* EXCERPTED DATA:
------------------------
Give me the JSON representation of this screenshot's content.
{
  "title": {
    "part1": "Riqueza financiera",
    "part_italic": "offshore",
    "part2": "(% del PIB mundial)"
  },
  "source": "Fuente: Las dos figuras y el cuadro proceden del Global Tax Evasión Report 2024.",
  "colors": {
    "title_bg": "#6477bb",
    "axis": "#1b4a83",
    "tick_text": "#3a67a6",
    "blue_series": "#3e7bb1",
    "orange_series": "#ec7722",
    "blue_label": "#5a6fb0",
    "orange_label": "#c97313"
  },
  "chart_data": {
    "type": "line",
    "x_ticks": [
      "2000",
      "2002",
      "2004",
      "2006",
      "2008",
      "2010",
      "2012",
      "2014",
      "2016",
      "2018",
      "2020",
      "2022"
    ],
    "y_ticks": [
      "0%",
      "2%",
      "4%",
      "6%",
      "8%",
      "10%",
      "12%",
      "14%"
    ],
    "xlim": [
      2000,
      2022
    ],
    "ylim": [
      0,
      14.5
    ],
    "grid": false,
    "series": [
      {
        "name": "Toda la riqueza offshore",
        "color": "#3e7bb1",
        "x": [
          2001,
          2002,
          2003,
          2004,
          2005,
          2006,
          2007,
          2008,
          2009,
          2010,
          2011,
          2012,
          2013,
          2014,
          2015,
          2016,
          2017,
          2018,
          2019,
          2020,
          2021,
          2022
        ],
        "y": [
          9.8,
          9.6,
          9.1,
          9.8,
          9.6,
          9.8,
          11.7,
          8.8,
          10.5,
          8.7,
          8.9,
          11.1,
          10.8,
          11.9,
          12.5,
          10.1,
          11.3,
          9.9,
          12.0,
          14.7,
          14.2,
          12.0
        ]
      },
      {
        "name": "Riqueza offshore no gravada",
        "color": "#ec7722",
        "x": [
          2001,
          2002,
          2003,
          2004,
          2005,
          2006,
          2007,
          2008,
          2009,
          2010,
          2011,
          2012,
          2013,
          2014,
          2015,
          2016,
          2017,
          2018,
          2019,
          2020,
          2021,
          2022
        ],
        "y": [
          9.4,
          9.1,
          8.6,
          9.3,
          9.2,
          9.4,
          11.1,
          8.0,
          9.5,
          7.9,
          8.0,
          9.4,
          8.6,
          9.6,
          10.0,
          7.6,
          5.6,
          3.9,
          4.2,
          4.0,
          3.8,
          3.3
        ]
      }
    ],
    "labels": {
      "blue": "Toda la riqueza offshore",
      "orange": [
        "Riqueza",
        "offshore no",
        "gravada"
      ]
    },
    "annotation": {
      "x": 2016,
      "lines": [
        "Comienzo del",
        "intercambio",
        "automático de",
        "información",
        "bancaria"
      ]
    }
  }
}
------------------------
* WRITTEN REQUEST: Word for word, write out the data.

* EXERCISE ANSWER:
Give me the JSON representation of this screenshot's content.
{
  "title": {
    "part1": "Riqueza financiera",
    "part_italic": "offshore",
    "part2": "(% del PIB mundial)"
  },
  "source": "Fuente: Las dos figuras y el cuadro proceden del Global Tax Evasión Report 2024.",
  "colors": {
    "title_bg": "#6477bb",
    "axis": "#1b4a83",
    "tick_text": "#3a67a6",
    "blue_series": "#3e7bb1",
    "orange_series": "#ec7722",
    "blue_label": "#5a6fb0",
    "orange_label": "#c97313"
  },
  "chart_data": {
    "type": "line",
    "x_ticks": [
      "2000",
      "2002",
      "2004",
      "2006",
      "2008",
      "2010",
      "2012",
      "2014",
      "2016",
      "2018",
      "2020",
      "2022"
    ],
    "y_ticks": [
      "0%",
      "2%",
      "4%",
      "6%",
      "8%",
      "10%",
      "12%",
      "14%"
    ],
    "xlim": [
      2000,
      2022
    ],
    "ylim": [
      0,
      14.5
    ],
    "grid": false,
    "series": [
      {
        "name": "Toda la riqueza offshore",
        "color": "#3e7bb1",
        "x": [
          2001,
          2002,
          2003,
          2004,
          2005,
          2006,
          2007,
          2008,
          2009,
          2010,
          2011,
          2012,
          2013,
          2014,
          2015,
          2016,
          2017,
          2018,
          2019,
          2020,
          2021,
          2022
        ],
        "y": [
          9.8,
          9.6,
          9.1,
          9.8,
          9.6,
          9.8,
          11.7,
          8.8,
          10.5,
          8.7,
          8.9,
          11.1,
          10.8,
          11.9,
          12.5,
          10.1,
          11.3,
          9.9,
          12.0,
          14.7,
          14.2,
          12.0
        ]
      },
      {
        "name": "Riqueza offshore no gravada",
        "color": "#ec7722",
        "x": [
          2001,
          2002,
          2003,
          2004,
          2005,
          2006,
          2007,
          2008,
          2009,
          2010,
          2011,
          2012,
          2013,
          2014,
          2015,
          2016,
          2017,
          2018,
          2019,
          2020,
          2021,
          2022
        ],
        "y": [
          9.4,
          9.1,
          8.6,
          9.3,
          9.2,
          9.4,
          11.1,
          8.0,
          9.5,
          7.9,
          8.0,
          9.4,
          8.6,
          9.6,
          10.0,
          7.6,
          5.6,
          3.9,
          4.2,
          4.0,
          3.8,
          3.3
        ]
      }
    ],
    "labels": {
      "blue": "Toda la riqueza offshore",
      "orange": [
        "Riqueza",
        "offshore no",
        "gravada"
      ]
    },
    "annotation": {
      "x": 2016,
      "lines": [
        "Comienzo del",
        "intercambio",
        "automático de",
        "información",
        "bancaria"
      ]
    }
  }
}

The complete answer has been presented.